▶ [Provided records]
- - -

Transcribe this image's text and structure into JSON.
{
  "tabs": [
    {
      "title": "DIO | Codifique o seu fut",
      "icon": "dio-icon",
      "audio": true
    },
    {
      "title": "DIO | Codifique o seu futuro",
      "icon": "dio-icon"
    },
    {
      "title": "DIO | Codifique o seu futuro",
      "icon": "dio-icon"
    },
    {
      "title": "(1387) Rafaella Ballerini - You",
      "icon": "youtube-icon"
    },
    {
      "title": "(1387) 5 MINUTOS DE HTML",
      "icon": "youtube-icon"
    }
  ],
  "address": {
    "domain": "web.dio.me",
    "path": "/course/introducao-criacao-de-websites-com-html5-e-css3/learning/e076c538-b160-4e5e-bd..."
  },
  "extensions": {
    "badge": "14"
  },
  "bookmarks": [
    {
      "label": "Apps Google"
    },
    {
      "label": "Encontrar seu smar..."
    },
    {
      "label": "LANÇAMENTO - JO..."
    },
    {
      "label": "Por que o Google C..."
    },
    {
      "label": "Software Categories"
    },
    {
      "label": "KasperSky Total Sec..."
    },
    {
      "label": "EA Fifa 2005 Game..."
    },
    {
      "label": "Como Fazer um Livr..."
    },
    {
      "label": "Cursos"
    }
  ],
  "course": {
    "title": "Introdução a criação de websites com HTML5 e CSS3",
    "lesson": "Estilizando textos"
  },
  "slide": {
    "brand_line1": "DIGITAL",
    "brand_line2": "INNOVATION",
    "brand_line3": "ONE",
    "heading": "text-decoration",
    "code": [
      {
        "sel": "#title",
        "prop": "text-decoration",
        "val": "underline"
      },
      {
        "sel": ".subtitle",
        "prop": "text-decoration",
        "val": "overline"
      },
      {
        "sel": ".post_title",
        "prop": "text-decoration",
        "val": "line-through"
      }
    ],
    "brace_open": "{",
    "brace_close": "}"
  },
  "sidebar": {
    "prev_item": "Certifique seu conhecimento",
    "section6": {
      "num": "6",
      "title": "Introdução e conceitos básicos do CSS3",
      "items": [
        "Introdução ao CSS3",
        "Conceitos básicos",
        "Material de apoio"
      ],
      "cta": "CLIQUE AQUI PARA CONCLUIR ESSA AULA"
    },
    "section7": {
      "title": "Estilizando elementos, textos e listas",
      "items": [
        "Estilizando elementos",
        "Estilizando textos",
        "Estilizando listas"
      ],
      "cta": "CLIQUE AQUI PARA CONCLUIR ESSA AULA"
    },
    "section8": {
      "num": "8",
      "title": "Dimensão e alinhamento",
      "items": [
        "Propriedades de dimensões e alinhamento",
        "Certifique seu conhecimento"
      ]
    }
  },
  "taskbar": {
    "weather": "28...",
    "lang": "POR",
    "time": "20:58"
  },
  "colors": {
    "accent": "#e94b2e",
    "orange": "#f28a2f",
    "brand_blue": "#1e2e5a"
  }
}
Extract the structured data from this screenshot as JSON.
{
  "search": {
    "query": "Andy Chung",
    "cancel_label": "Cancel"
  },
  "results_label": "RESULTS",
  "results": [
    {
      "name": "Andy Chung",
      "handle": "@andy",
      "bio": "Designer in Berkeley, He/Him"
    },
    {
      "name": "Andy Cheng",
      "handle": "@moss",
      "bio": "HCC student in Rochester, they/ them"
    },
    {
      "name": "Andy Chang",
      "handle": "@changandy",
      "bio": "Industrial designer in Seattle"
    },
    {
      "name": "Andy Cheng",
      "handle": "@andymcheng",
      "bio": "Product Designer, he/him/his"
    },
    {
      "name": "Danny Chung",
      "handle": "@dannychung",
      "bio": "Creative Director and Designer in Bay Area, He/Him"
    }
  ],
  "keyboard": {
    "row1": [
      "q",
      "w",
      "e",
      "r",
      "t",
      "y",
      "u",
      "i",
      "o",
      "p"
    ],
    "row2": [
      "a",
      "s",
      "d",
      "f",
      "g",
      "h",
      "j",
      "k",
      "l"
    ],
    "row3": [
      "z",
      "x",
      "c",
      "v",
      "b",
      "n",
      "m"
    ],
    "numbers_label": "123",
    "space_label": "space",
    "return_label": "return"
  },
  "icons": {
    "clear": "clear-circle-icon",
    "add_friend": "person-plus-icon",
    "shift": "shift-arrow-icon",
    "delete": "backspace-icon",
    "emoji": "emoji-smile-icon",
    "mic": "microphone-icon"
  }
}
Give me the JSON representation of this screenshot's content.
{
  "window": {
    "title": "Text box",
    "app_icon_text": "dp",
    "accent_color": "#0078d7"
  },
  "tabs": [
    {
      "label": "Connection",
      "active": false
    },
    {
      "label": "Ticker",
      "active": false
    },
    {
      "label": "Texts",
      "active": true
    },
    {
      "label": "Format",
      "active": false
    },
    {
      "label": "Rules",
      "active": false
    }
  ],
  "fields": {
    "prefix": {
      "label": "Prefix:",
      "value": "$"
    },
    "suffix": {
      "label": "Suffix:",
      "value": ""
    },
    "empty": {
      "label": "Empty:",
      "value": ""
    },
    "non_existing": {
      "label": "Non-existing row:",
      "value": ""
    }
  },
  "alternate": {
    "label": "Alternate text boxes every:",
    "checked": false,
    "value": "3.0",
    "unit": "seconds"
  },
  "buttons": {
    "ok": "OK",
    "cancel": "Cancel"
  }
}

- - -

Take every line containing the word "listas" and copy it.

▶ [Answer in full]
      "title": "Estilizando elementos, textos e listas",
        "Estilizando listas"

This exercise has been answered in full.